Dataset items
· · ·
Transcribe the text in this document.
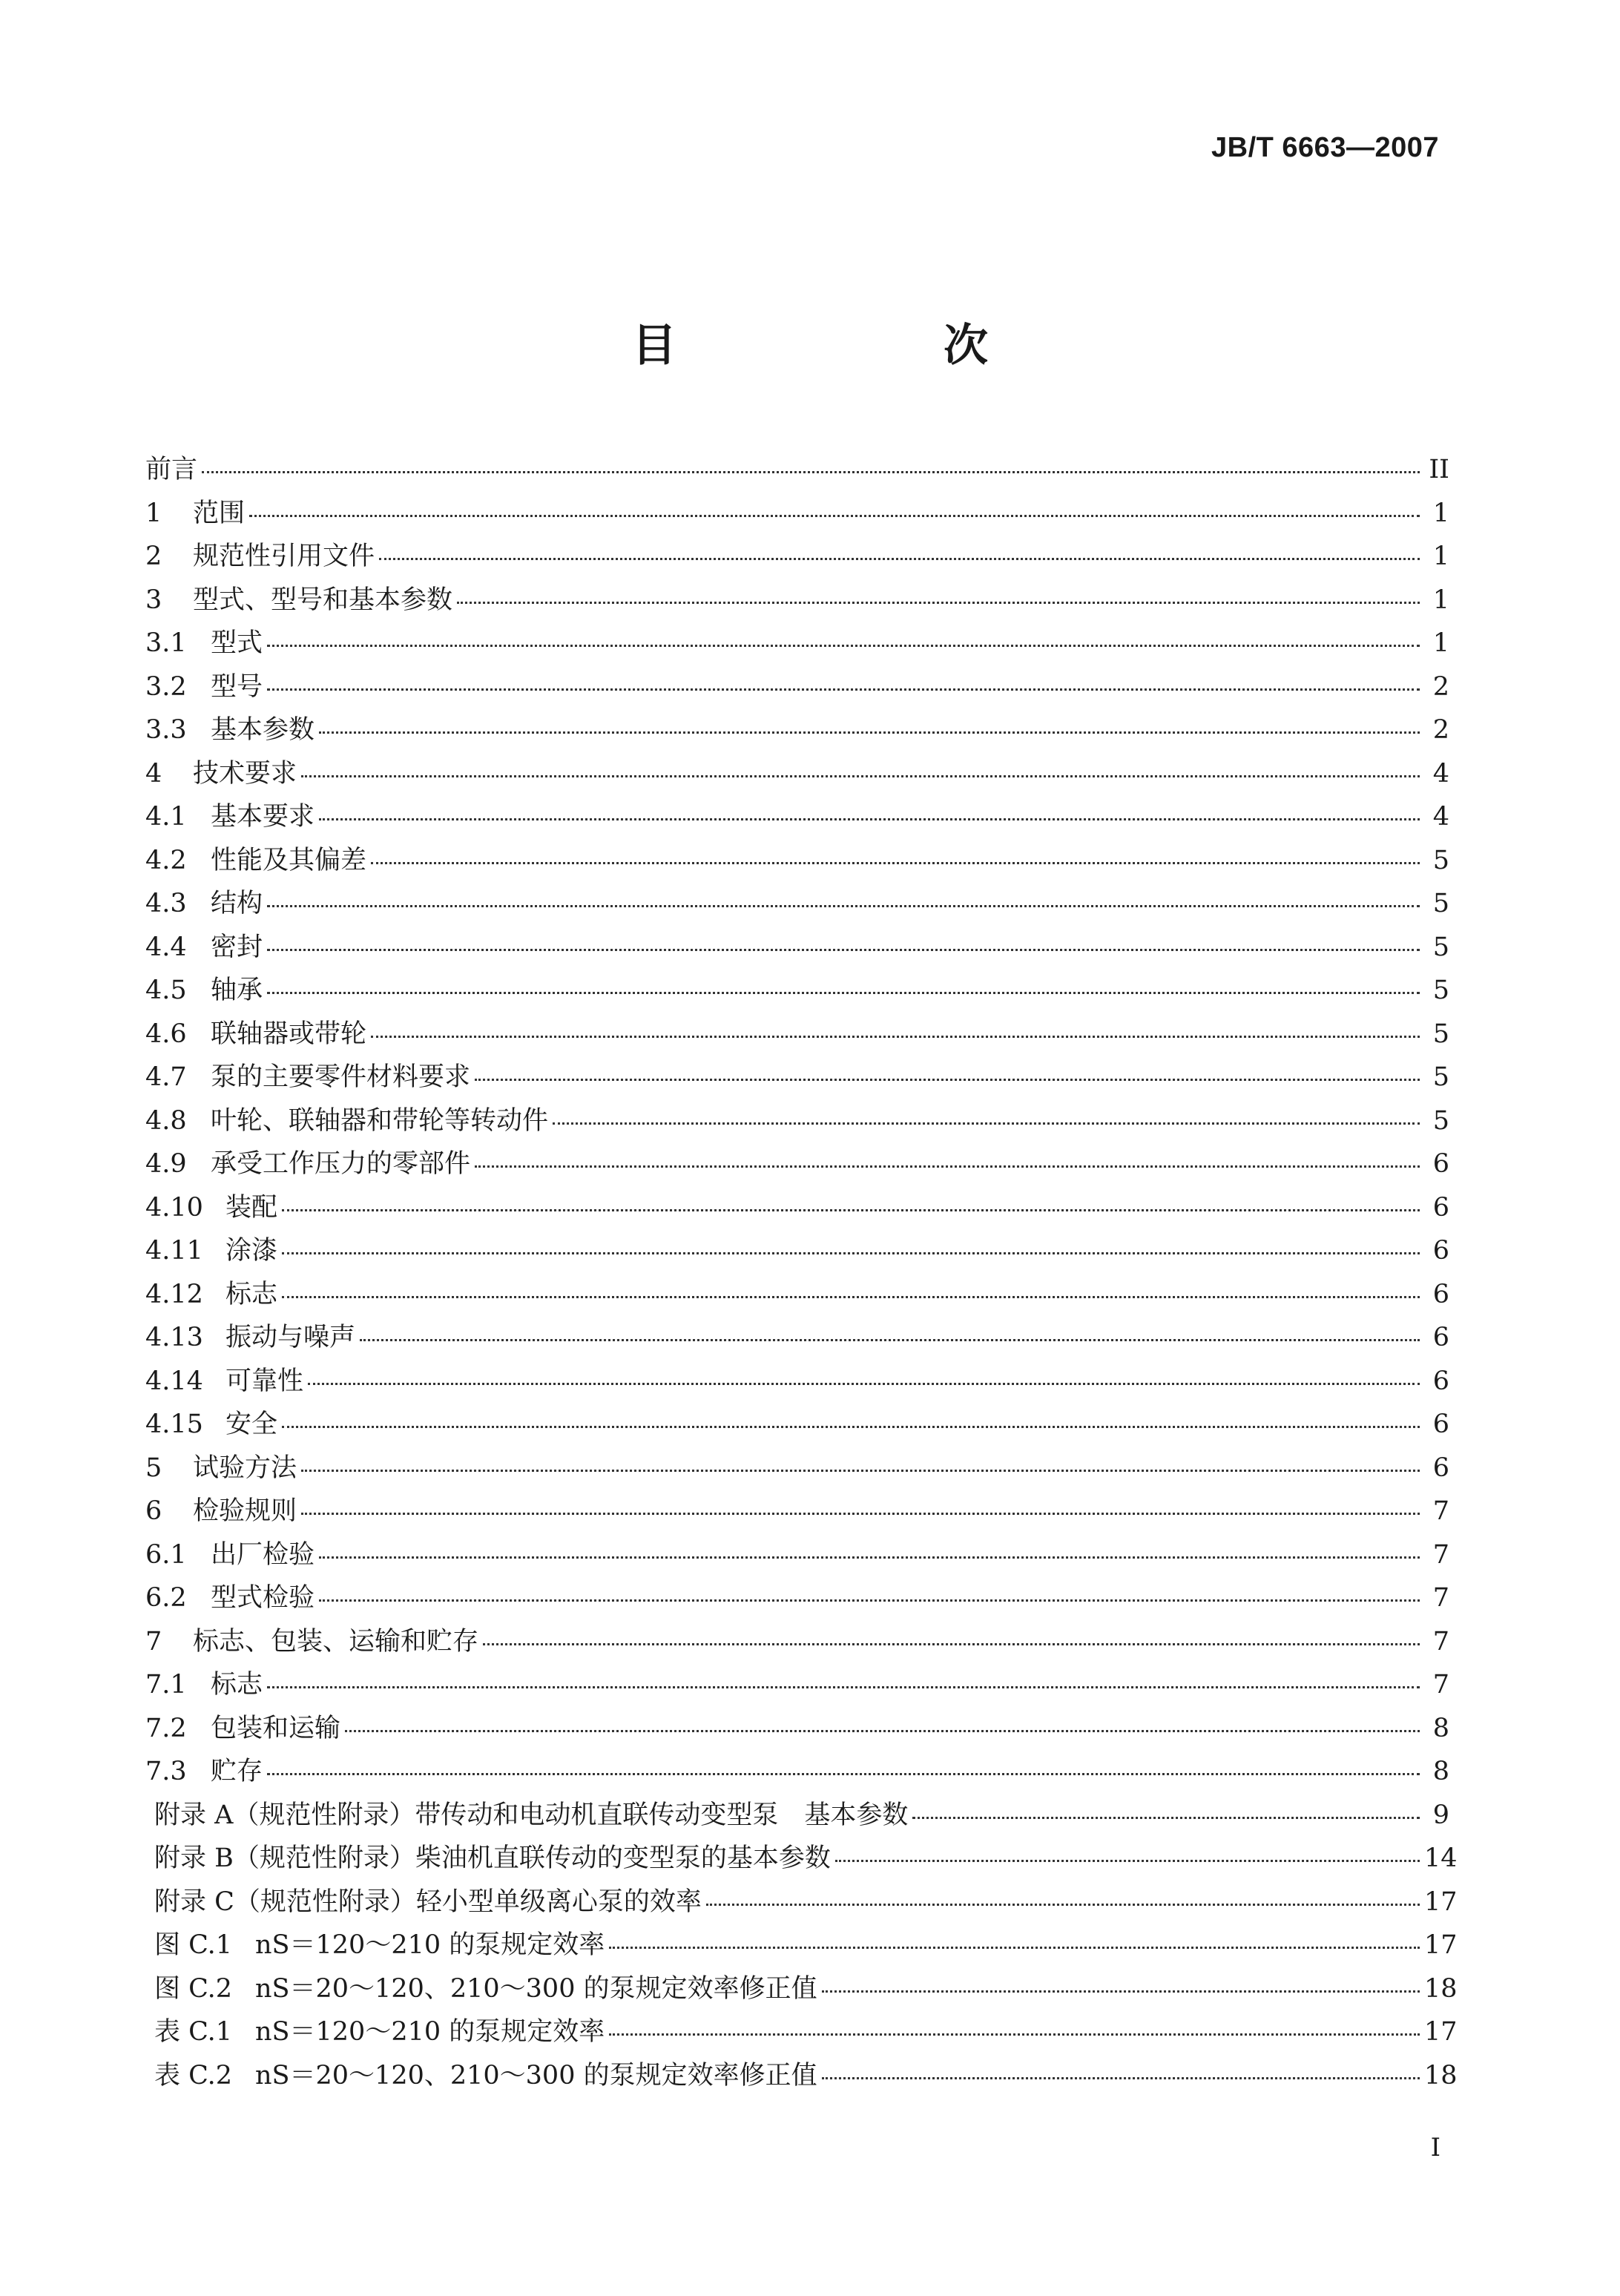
JB/T 6663—2007
目　次
前言	II
1	范围	1
2	规范性引用文件	1
3	型式、型号和基本参数	1
3.1 型式	1
3.2 型号	2
3.3 基本参数	2
4	技术要求	4
4.1 基本要求	4
4.2 性能及其偏差	5
4.3 结构	5
4.4 密封	5
4.5 轴承	5
4.6 联轴器或带轮	5
4.7 泵的主要零件材料要求	5
4.8 叶轮、联轴器和带轮等转动件	5
4.9 承受工作压力的零部件	6
4.10 装配	6
4.11 涂漆	6
4.12 标志	6
4.13 振动与噪声	6
4.14 可靠性	6
4.15 安全	6
5	试验方法	6
6	检验规则	7
6.1 出厂检验	7
6.2 型式检验	7
7	标志、包装、运输和贮存	7
7.1 标志	7
7.2 包装和运输	8
7.3 贮存	8
附录 A（规范性附录）带传动和电动机直联传动变型泵　基本参数	9
附录 B（规范性附录）柴油机直联传动的变型泵的基本参数	14
附录 C（规范性附录）轻小型单级离心泵的效率	17
图 C.1 nS＝120～210 的泵规定效率	17
图 C.2 nS＝20～120、210～300 的泵规定效率修正值	18
表 C.1 nS＝120～210 的泵规定效率	17
表 C.2 nS＝20～120、210～300 的泵规定效率修正值	18
I
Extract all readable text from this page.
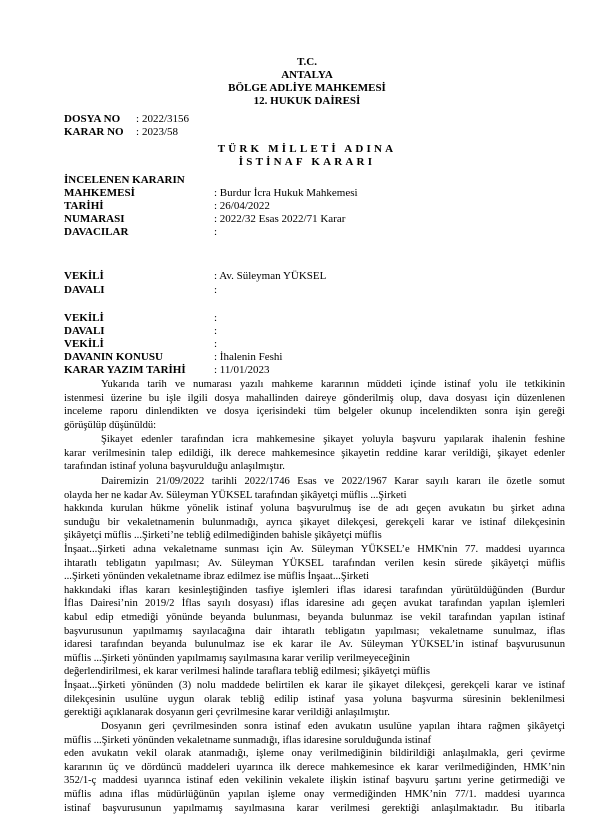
T.C.
ANTALYA
BÖLGE ADLİYE MAHKEMESİ
12. HUKUK DAİRESİ
DOSYA NO : 2022/3156
KARAR NO : 2023/58
TÜRK MİLLETİ ADINA
İSTİNAF KARARI
İNCELENEN KARARIN
MAHKEMESİ	: Burdur İcra Hukuk Mahkemesi
TARİHİ	: 26/04/2022
NUMARASI	: 2022/32 Esas 2022/71 Karar
DAVACILAR	:
VEKİLİ	: Av. Süleyman YÜKSEL
DAVALI	:
VEKİLİ	:
DAVALI	:
VEKİLİ	:
DAVANIN KONUSU	: İhalenin Feshi
KARAR YAZIM TARİHİ	: 11/01/2023
Yukarıda tarih ve numarası yazılı mahkeme kararının müddeti içinde istinaf yolu ile tetkikinin
istenmesi üzerine bu işle ilgili dosya mahallinden daireye gönderilmiş olup, dava dosyası için düzenlenen
inceleme raporu dinlendikten ve dosya içerisindeki tüm belgeler okunup incelendikten sonra işin gereği
görüşülüp düşünüldü:
Şikayet edenler tarafından icra mahkemesine şikayet yoluyla başvuru yapılarak ihalenin feshine
karar verilmesinin talep edildiği, ilk derece mahkemesince şikayetin reddine karar verildiği, şikayet edenler
tarafından istinaf yoluna başvurulduğu anlaşılmıştır.
Dairemizin 21/09/2022 tarihli 2022/1746 Esas ve 2022/1967 Karar sayılı kararı ile özetle somut
olayda her ne kadar Av. Süleyman YÜKSEL tarafından şikâyetçi müflis ...Şirketi
hakkında kurulan hükme yönelik istinaf yoluna başvurulmuş ise de adı geçen avukatın bu şirket adına
sunduğu bir vekaletnamenin bulunmadığı, ayrıca şikayet dilekçesi, gerekçeli karar ve istinaf dilekçesinin
şikâyetçi müflis ...Şirketi’ne tebliğ edilmediğinden bahisle şikâyetçi müflis
İnşaat...Şirketi adına vekaletname sunması için Av. Süleyman YÜKSEL’e HMK'nin 77. maddesi uyarınca
ihtaratlı tebligatın yapılması; Av. Süleyman YÜKSEL tarafından verilen kesin sürede şikâyetçi müflis
...Şirketi yönünden vekaletname ibraz edilmez ise müflis İnşaat...Şirketi
hakkındaki iflas kararı kesinleştiğinden tasfiye işlemleri iflas idaresi tarafından yürütüldüğünden (Burdur
İflas Dairesi’nin 2019/2 İflas sayılı dosyası) iflas idaresine adı geçen avukat tarafından yapılan işlemleri
kabul edip etmediği yönünde beyanda bulunması, beyanda bulunmaz ise vekil tarafından yapılan istinaf
başvurusunun yapılmamış sayılacağına dair ihtaratlı tebligatın yapılması; vekaletname sunulmaz, iflas
idaresi tarafından beyanda bulunulmaz ise ek karar ile Av. Süleyman YÜKSEL’in istinaf başvurusunun
müflis ...Şirketi yönünden yapılmamış sayılmasına karar verilip verilmeyeceğinin
değerlendirilmesi, ek karar verilmesi halinde taraflara tebliğ edilmesi; şikâyetçi müflis
İnşaat...Şirketi yönünden (3) nolu maddede belirtilen ek karar ile şikayet dilekçesi, gerekçeli karar ve istinaf
dilekçesinin usulüne uygun olarak tebliğ edilip istinaf yasa yoluna başvurma süresinin beklenilmesi
gerektiği açıklanarak dosyanın geri çevrilmesine karar verildiği anlaşılmıştır.
Dosyanın geri çevrilmesinden sonra istinaf eden avukatın usulüne yapılan ihtara rağmen şikâyetçi
müflis ...Şirketi yönünden vekaletname sunmadığı, iflas idaresine sorulduğunda istinaf
eden avukatın vekil olarak atanmadığı, işleme onay verilmediğinin bildirildiği anlaşılmakla, geri çevirme
kararının üç ve dördüncü maddeleri uyarınca ilk derece mahkemesince ek karar verilmediğinden, HMK’nin
352/1-ç maddesi uyarınca istinaf eden vekilinin vekalete ilişkin istinaf başvuru şartını yerine getirmediği ve
müflis adına iflas müdürlüğünün yapılan işleme onay vermediğinden HMK’nin 77/1. maddesi uyarınca
istinaf başvurusunun yapılmamış sayılmasına karar verilmesi gerektiği anlaşılmaktadır. Bu itibarla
· · ·
Request – Restate each entry word for word, leaving out any pictures.

Solution –
Transcribe the text in this document.
JB/T 6663—2007
目　次
前言	II
1	范围	1
2	规范性引用文件	1
3	型式、型号和基本参数	1
3.1 型式	1
3.2 型号	2
3.3 基本参数	2
4	技术要求	4
4.1 基本要求	4
4.2 性能及其偏差	5
4.3 结构	5
4.4 密封	5
4.5 轴承	5
4.6 联轴器或带轮	5
4.7 泵的主要零件材料要求	5
4.8 叶轮、联轴器和带轮等转动件	5
4.9 承受工作压力的零部件	6
4.10 装配	6
4.11 涂漆	6
4.12 标志	6
4.13 振动与噪声	6
4.14 可靠性	6
4.15 安全	6
5	试验方法	6
6	检验规则	7
6.1 出厂检验	7
6.2 型式检验	7
7	标志、包装、运输和贮存	7
7.1 标志	7
7.2 包装和运输	8
7.3 贮存	8
附录 A（规范性附录）带传动和电动机直联传动变型泵　基本参数	9
附录 B（规范性附录）柴油机直联传动的变型泵的基本参数	14
附录 C（规范性附录）轻小型单级离心泵的效率	17
图 C.1 nS＝120～210 的泵规定效率	17
图 C.2 nS＝20～120、210～300 的泵规定效率修正值	18
表 C.1 nS＝120～210 的泵规定效率	17
表 C.2 nS＝20～120、210～300 的泵规定效率修正值	18
I
Extract all readable text from this page.
T.C.
ANTALYA
BÖLGE ADLİYE MAHKEMESİ
12. HUKUK DAİRESİ
DOSYA NO : 2022/3156
KARAR NO : 2023/58
TÜRK MİLLETİ ADINA
İSTİNAF KARARI
İNCELENEN KARARIN
MAHKEMESİ	: Burdur İcra Hukuk Mahkemesi
TARİHİ	: 26/04/2022
NUMARASI	: 2022/32 Esas 2022/71 Karar
DAVACILAR	:
VEKİLİ	: Av. Süleyman YÜKSEL
DAVALI	:
VEKİLİ	:
DAVALI	:
VEKİLİ	:
DAVANIN KONUSU	: İhalenin Feshi
KARAR YAZIM TARİHİ	: 11/01/2023
Yukarıda tarih ve numarası yazılı mahkeme kararının müddeti içinde istinaf yolu ile tetkikinin
istenmesi üzerine bu işle ilgili dosya mahallinden daireye gönderilmiş olup, dava dosyası için düzenlenen
inceleme raporu dinlendikten ve dosya içerisindeki tüm belgeler okunup incelendikten sonra işin gereği
görüşülüp düşünüldü:
Şikayet edenler tarafından icra mahkemesine şikayet yoluyla başvuru yapılarak ihalenin feshine
karar verilmesinin talep edildiği, ilk derece mahkemesince şikayetin reddine karar verildiği, şikayet edenler
tarafından istinaf yoluna başvurulduğu anlaşılmıştır.
Dairemizin 21/09/2022 tarihli 2022/1746 Esas ve 2022/1967 Karar sayılı kararı ile özetle somut
olayda her ne kadar Av. Süleyman YÜKSEL tarafından şikâyetçi müflis ...Şirketi
hakkında kurulan hükme yönelik istinaf yoluna başvurulmuş ise de adı geçen avukatın bu şirket adına
sunduğu bir vekaletnamenin bulunmadığı, ayrıca şikayet dilekçesi, gerekçeli karar ve istinaf dilekçesinin
şikâyetçi müflis ...Şirketi’ne tebliğ edilmediğinden bahisle şikâyetçi müflis
İnşaat...Şirketi adına vekaletname sunması için Av. Süleyman YÜKSEL’e HMK'nin 77. maddesi uyarınca
ihtaratlı tebligatın yapılması; Av. Süleyman YÜKSEL tarafından verilen kesin sürede şikâyetçi müflis
...Şirketi yönünden vekaletname ibraz edilmez ise müflis İnşaat...Şirketi
hakkındaki iflas kararı kesinleştiğinden tasfiye işlemleri iflas idaresi tarafından yürütüldüğünden (Burdur
İflas Dairesi’nin 2019/2 İflas sayılı dosyası) iflas idaresine adı geçen avukat tarafından yapılan işlemleri
kabul edip etmediği yönünde beyanda bulunması, beyanda bulunmaz ise vekil tarafından yapılan istinaf
başvurusunun yapılmamış sayılacağına dair ihtaratlı tebligatın yapılması; vekaletname sunulmaz, iflas
idaresi tarafından beyanda bulunulmaz ise ek karar ile Av. Süleyman YÜKSEL’in istinaf başvurusunun
müflis ...Şirketi yönünden yapılmamış sayılmasına karar verilip verilmeyeceğinin
değerlendirilmesi, ek karar verilmesi halinde taraflara tebliğ edilmesi; şikâyetçi müflis
İnşaat...Şirketi yönünden (3) nolu maddede belirtilen ek karar ile şikayet dilekçesi, gerekçeli karar ve istinaf
dilekçesinin usulüne uygun olarak tebliğ edilip istinaf yasa yoluna başvurma süresinin beklenilmesi
gerektiği açıklanarak dosyanın geri çevrilmesine karar verildiği anlaşılmıştır.
Dosyanın geri çevrilmesinden sonra istinaf eden avukatın usulüne yapılan ihtara rağmen şikâyetçi
müflis ...Şirketi yönünden vekaletname sunmadığı, iflas idaresine sorulduğunda istinaf
eden avukatın vekil olarak atanmadığı, işleme onay verilmediğinin bildirildiği anlaşılmakla, geri çevirme
kararının üç ve dördüncü maddeleri uyarınca ilk derece mahkemesince ek karar verilmediğinden, HMK’nin
352/1-ç maddesi uyarınca istinaf eden vekilinin vekalete ilişkin istinaf başvuru şartını yerine getirmediği ve
müflis adına iflas müdürlüğünün yapılan işleme onay vermediğinden HMK’nin 77/1. maddesi uyarınca
istinaf başvurusunun yapılmamış sayılmasına karar verilmesi gerektiği anlaşılmaktadır. Bu itibarla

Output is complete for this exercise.